* ACTIVITY: In the copy of the lines below, leave out pictures and print everything else exactly.

>>>>

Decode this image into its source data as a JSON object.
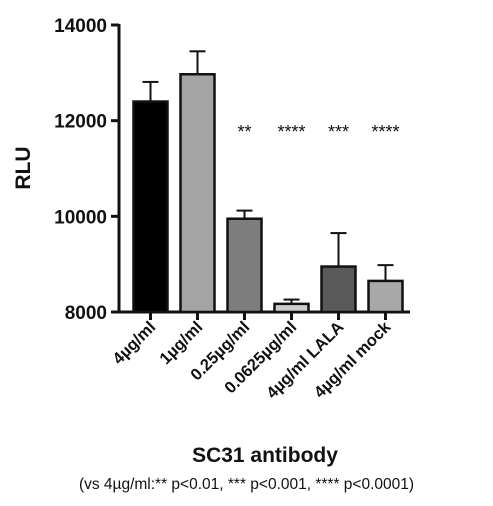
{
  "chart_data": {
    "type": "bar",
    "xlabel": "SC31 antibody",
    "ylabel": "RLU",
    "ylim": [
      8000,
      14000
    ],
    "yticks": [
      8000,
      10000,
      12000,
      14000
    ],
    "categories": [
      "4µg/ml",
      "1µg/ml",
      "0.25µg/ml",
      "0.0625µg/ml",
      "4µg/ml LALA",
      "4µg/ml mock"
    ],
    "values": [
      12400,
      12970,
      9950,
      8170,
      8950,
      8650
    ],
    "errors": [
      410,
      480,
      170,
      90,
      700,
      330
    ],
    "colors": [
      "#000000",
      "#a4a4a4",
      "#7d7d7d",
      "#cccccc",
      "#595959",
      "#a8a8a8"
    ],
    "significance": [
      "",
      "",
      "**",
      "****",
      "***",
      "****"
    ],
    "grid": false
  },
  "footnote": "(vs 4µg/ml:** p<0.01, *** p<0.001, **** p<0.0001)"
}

<<<<

* EXERCISE ANSWER:
Decode this image into its source data as a JSON object.
{
  "chart_data": {
    "type": "bar",
    "xlabel": "SC31 antibody",
    "ylabel": "RLU",
    "ylim": [
      8000,
      14000
    ],
    "yticks": [
      8000,
      10000,
      12000,
      14000
    ],
    "categories": [
      "4µg/ml",
      "1µg/ml",
      "0.25µg/ml",
      "0.0625µg/ml",
      "4µg/ml LALA",
      "4µg/ml mock"
    ],
    "values": [
      12400,
      12970,
      9950,
      8170,
      8950,
      8650
    ],
    "errors": [
      410,
      480,
      170,
      90,
      700,
      330
    ],
    "colors": [
      "#000000",
      "#a4a4a4",
      "#7d7d7d",
      "#cccccc",
      "#595959",
      "#a8a8a8"
    ],
    "significance": [
      "",
      "",
      "**",
      "****",
      "***",
      "****"
    ],
    "grid": false
  },
  "footnote": "(vs 4µg/ml:** p<0.01, *** p<0.001, **** p<0.0001)"
}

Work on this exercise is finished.